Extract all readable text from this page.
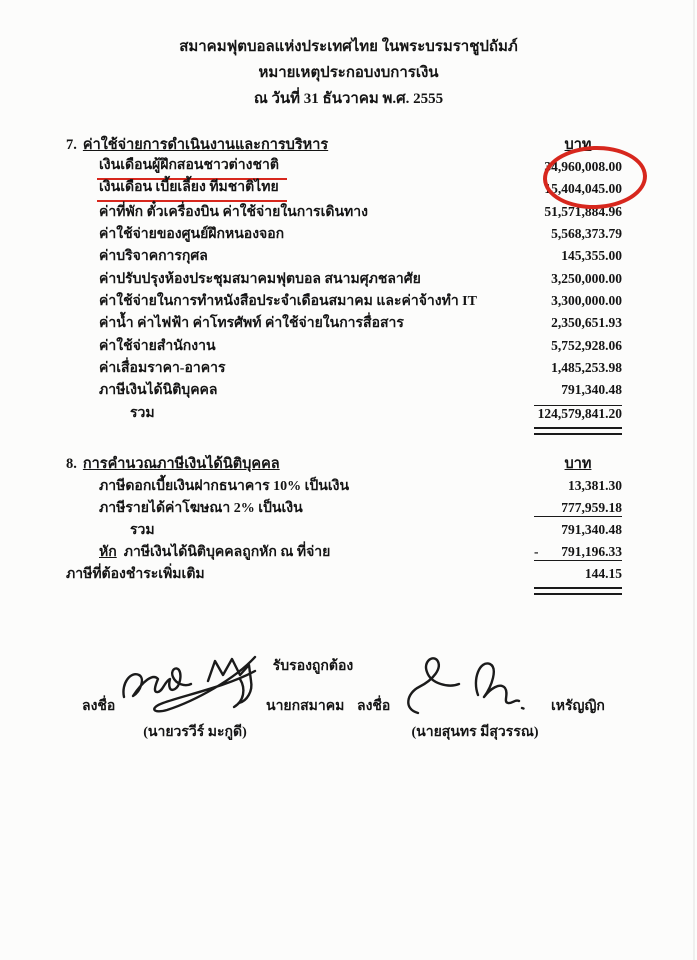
สมาคมฟุตบอลแห่งประเทศไทย ในพระบรมราชูปถัมภ์
หมายเหตุประกอบงบการเงิน
ณ วันที่ 31 ธันวาคม พ.ศ. 2555
7. ค่าใช้จ่ายการดำเนินงานและการบริหาร	บาท
เงินเดือนผู้ฝึกสอนชาวต่างชาติ	34,960,008.00
เงินเดือน เบี้ยเลี้ยง ทีมชาติไทย	15,404,045.00
ค่าที่พัก ตั๋วเครื่องบิน ค่าใช้จ่ายในการเดินทาง	51,571,884.96
ค่าใช้จ่ายของศูนย์ฝึกหนองจอก	5,568,373.79
ค่าบริจาคการกุศล	145,355.00
ค่าปรับปรุงห้องประชุมสมาคมฟุตบอล สนามศุภชลาศัย	3,250,000.00
ค่าใช้จ่ายในการทำหนังสือประจำเดือนสมาคม และค่าจ้างทำ IT	3,300,000.00
ค่าน้ำ ค่าไฟฟ้า ค่าโทรศัพท์ ค่าใช้จ่ายในการสื่อสาร	2,350,651.93
ค่าใช้จ่ายสำนักงาน	5,752,928.06
ค่าเสื่อมราคา-อาคาร	1,485,253.98
ภาษีเงินได้นิติบุคคล	791,340.48
รวม	124,579,841.20
8. การคำนวณภาษีเงินได้นิติบุคคล	บาท
ภาษีดอกเบี้ยเงินฝากธนาคาร 10% เป็นเงิน	13,381.30
ภาษีรายได้ค่าโฆษณา 2% เป็นเงิน	777,959.18
รวม	791,340.48
หัก ภาษีเงินได้นิติบุคคลถูกหัก ณ ที่จ่าย	- 791,196.33
ภาษีที่ต้องชำระเพิ่มเติม	144.15
รับรองถูกต้อง
ลงชื่อ	นายกสมาคม ลงชื่อ	เหรัญญิก
(นายวรวีร์ มะกูดี)	(นายสุนทร มีสุวรรณ)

----

Copy the listing in full and without alteration, omitting every picture.

◆ Task response:
Extract all readable text from this page.
สมาคมฟุตบอลแห่งประเทศไทย ในพระบรมราชูปถัมภ์
หมายเหตุประกอบงบการเงิน
ณ วันที่ 31 ธันวาคม พ.ศ. 2555
7. ค่าใช้จ่ายการดำเนินงานและการบริหาร	บาท
เงินเดือนผู้ฝึกสอนชาวต่างชาติ	34,960,008.00
เงินเดือน เบี้ยเลี้ยง ทีมชาติไทย	15,404,045.00
ค่าที่พัก ตั๋วเครื่องบิน ค่าใช้จ่ายในการเดินทาง	51,571,884.96
ค่าใช้จ่ายของศูนย์ฝึกหนองจอก	5,568,373.79
ค่าบริจาคการกุศล	145,355.00
ค่าปรับปรุงห้องประชุมสมาคมฟุตบอล สนามศุภชลาศัย	3,250,000.00
ค่าใช้จ่ายในการทำหนังสือประจำเดือนสมาคม และค่าจ้างทำ IT	3,300,000.00
ค่าน้ำ ค่าไฟฟ้า ค่าโทรศัพท์ ค่าใช้จ่ายในการสื่อสาร	2,350,651.93
ค่าใช้จ่ายสำนักงาน	5,752,928.06
ค่าเสื่อมราคา-อาคาร	1,485,253.98
ภาษีเงินได้นิติบุคคล	791,340.48
รวม	124,579,841.20
8. การคำนวณภาษีเงินได้นิติบุคคล	บาท
ภาษีดอกเบี้ยเงินฝากธนาคาร 10% เป็นเงิน	13,381.30
ภาษีรายได้ค่าโฆษณา 2% เป็นเงิน	777,959.18
รวม	791,340.48
หัก ภาษีเงินได้นิติบุคคลถูกหัก ณ ที่จ่าย	- 791,196.33
ภาษีที่ต้องชำระเพิ่มเติม	144.15
รับรองถูกต้อง
ลงชื่อ	นายกสมาคม ลงชื่อ	เหรัญญิก
(นายวรวีร์ มะกูดี)	(นายสุนทร มีสุวรรณ)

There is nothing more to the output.